Problem to solve. Without altering anything, repeat each of the records.

Stored records.

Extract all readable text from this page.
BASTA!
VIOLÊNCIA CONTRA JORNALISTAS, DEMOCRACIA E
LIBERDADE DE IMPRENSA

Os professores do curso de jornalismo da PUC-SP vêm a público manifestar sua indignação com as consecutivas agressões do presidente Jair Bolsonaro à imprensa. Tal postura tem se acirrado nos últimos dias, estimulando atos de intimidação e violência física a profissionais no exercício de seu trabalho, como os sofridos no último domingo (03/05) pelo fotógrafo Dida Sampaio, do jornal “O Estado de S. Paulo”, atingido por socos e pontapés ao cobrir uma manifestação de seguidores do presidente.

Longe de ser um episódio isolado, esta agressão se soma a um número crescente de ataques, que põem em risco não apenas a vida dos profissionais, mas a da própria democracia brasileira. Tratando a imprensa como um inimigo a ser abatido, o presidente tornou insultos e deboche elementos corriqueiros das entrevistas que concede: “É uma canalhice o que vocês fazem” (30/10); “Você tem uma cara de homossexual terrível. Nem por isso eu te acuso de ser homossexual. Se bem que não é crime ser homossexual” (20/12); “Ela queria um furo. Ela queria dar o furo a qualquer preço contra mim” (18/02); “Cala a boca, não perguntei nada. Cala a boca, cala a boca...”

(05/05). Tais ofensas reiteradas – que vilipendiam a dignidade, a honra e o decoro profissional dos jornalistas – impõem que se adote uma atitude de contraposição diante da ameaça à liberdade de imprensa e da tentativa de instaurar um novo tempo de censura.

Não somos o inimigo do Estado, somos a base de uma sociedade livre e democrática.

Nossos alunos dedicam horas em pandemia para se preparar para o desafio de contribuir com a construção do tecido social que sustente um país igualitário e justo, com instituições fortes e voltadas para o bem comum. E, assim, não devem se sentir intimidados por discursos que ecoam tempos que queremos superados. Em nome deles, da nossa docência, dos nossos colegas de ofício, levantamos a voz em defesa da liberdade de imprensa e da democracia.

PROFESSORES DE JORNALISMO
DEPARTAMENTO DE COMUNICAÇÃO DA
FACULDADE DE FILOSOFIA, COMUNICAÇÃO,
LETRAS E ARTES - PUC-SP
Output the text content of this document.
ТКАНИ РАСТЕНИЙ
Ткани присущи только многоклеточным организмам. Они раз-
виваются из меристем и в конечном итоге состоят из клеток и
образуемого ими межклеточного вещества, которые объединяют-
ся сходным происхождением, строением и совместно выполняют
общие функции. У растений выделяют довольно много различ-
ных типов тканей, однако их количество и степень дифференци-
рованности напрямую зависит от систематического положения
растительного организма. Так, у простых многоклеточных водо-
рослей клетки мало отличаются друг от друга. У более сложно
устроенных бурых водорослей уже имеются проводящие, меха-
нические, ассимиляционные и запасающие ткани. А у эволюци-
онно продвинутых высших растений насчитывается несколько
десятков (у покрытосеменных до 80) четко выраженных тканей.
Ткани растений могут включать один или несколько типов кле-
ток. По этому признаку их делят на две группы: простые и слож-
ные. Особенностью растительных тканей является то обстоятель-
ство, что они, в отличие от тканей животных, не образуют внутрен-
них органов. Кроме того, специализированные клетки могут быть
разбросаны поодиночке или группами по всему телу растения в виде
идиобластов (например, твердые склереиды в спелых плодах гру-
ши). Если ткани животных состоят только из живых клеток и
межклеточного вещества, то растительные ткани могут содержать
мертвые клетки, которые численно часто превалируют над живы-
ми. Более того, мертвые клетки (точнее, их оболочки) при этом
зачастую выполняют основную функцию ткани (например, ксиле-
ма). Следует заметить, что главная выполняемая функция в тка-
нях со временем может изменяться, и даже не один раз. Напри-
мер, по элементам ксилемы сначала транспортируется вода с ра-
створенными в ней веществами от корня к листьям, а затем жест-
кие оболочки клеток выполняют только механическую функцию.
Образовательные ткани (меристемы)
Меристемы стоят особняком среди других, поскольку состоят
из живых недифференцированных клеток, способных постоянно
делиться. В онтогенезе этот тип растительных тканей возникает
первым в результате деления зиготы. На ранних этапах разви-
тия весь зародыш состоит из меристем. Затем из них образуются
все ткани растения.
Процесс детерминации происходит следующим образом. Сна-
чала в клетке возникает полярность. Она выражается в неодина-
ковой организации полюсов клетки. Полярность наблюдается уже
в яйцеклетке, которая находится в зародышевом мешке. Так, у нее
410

Solution to the exercise.
Extract all readable text from this page.
BASTA!
VIOLÊNCIA CONTRA JORNALISTAS, DEMOCRACIA E
LIBERDADE DE IMPRENSA

Os professores do curso de jornalismo da PUC-SP vêm a público manifestar sua indignação com as consecutivas agressões do presidente Jair Bolsonaro à imprensa. Tal postura tem se acirrado nos últimos dias, estimulando atos de intimidação e violência física a profissionais no exercício de seu trabalho, como os sofridos no último domingo (03/05) pelo fotógrafo Dida Sampaio, do jornal “O Estado de S. Paulo”, atingido por socos e pontapés ao cobrir uma manifestação de seguidores do presidente.

Longe de ser um episódio isolado, esta agressão se soma a um número crescente de ataques, que põem em risco não apenas a vida dos profissionais, mas a da própria democracia brasileira. Tratando a imprensa como um inimigo a ser abatido, o presidente tornou insultos e deboche elementos corriqueiros das entrevistas que concede: “É uma canalhice o que vocês fazem” (30/10); “Você tem uma cara de homossexual terrível. Nem por isso eu te acuso de ser homossexual. Se bem que não é crime ser homossexual” (20/12); “Ela queria um furo. Ela queria dar o furo a qualquer preço contra mim” (18/02); “Cala a boca, não perguntei nada. Cala a boca, cala a boca...”

(05/05). Tais ofensas reiteradas – que vilipendiam a dignidade, a honra e o decoro profissional dos jornalistas – impõem que se adote uma atitude de contraposição diante da ameaça à liberdade de imprensa e da tentativa de instaurar um novo tempo de censura.

Não somos o inimigo do Estado, somos a base de uma sociedade livre e democrática.

Nossos alunos dedicam horas em pandemia para se preparar para o desafio de contribuir com a construção do tecido social que sustente um país igualitário e justo, com instituições fortes e voltadas para o bem comum. E, assim, não devem se sentir intimidados por discursos que ecoam tempos que queremos superados. Em nome deles, da nossa docência, dos nossos colegas de ofício, levantamos a voz em defesa da liberdade de imprensa e da democracia.

PROFESSORES DE JORNALISMO
DEPARTAMENTO DE COMUNICAÇÃO DA
FACULDADE DE FILOSOFIA, COMUNICAÇÃO,
LETRAS E ARTES - PUC-SP
Output the text content of this document.
ТКАНИ РАСТЕНИЙ
Ткани присущи только многоклеточным организмам. Они раз-
виваются из меристем и в конечном итоге состоят из клеток и
образуемого ими межклеточного вещества, которые объединяют-
ся сходным происхождением, строением и совместно выполняют
общие функции. У растений выделяют довольно много различ-
ных типов тканей, однако их количество и степень дифференци-
рованности напрямую зависит от систематического положения
растительного организма. Так, у простых многоклеточных водо-
рослей клетки мало отличаются друг от друга. У более сложно
устроенных бурых водорослей уже имеются проводящие, меха-
нические, ассимиляционные и запасающие ткани. А у эволюци-
онно продвинутых высших растений насчитывается несколько
десятков (у покрытосеменных до 80) четко выраженных тканей.
Ткани растений могут включать один или несколько типов кле-
ток. По этому признаку их делят на две группы: простые и слож-
ные. Особенностью растительных тканей является то обстоятель-
ство, что они, в отличие от тканей животных, не образуют внутрен-
них органов. Кроме того, специализированные клетки могут быть
разбросаны поодиночке или группами по всему телу растения в виде
идиобластов (например, твердые склереиды в спелых плодах гру-
ши). Если ткани животных состоят только из живых клеток и
межклеточного вещества, то растительные ткани могут содержать
мертвые клетки, которые численно часто превалируют над живы-
ми. Более того, мертвые клетки (точнее, их оболочки) при этом
зачастую выполняют основную функцию ткани (например, ксиле-
ма). Следует заметить, что главная выполняемая функция в тка-
нях со временем может изменяться, и даже не один раз. Напри-
мер, по элементам ксилемы сначала транспортируется вода с ра-
створенными в ней веществами от корня к листьям, а затем жест-
кие оболочки клеток выполняют только механическую функцию.
Образовательные ткани (меристемы)
Меристемы стоят особняком среди других, поскольку состоят
из живых недифференцированных клеток, способных постоянно
делиться. В онтогенезе этот тип растительных тканей возникает
первым в результате деления зиготы. На ранних этапах разви-
тия весь зародыш состоит из меристем. Затем из них образуются
все ткани растения.
Процесс детерминации происходит следующим образом. Сна-
чала в клетке возникает полярность. Она выражается в неодина-
ковой организации полюсов клетки. Полярность наблюдается уже
в яйцеклетке, которая находится в зародышевом мешке. Так, у нее
410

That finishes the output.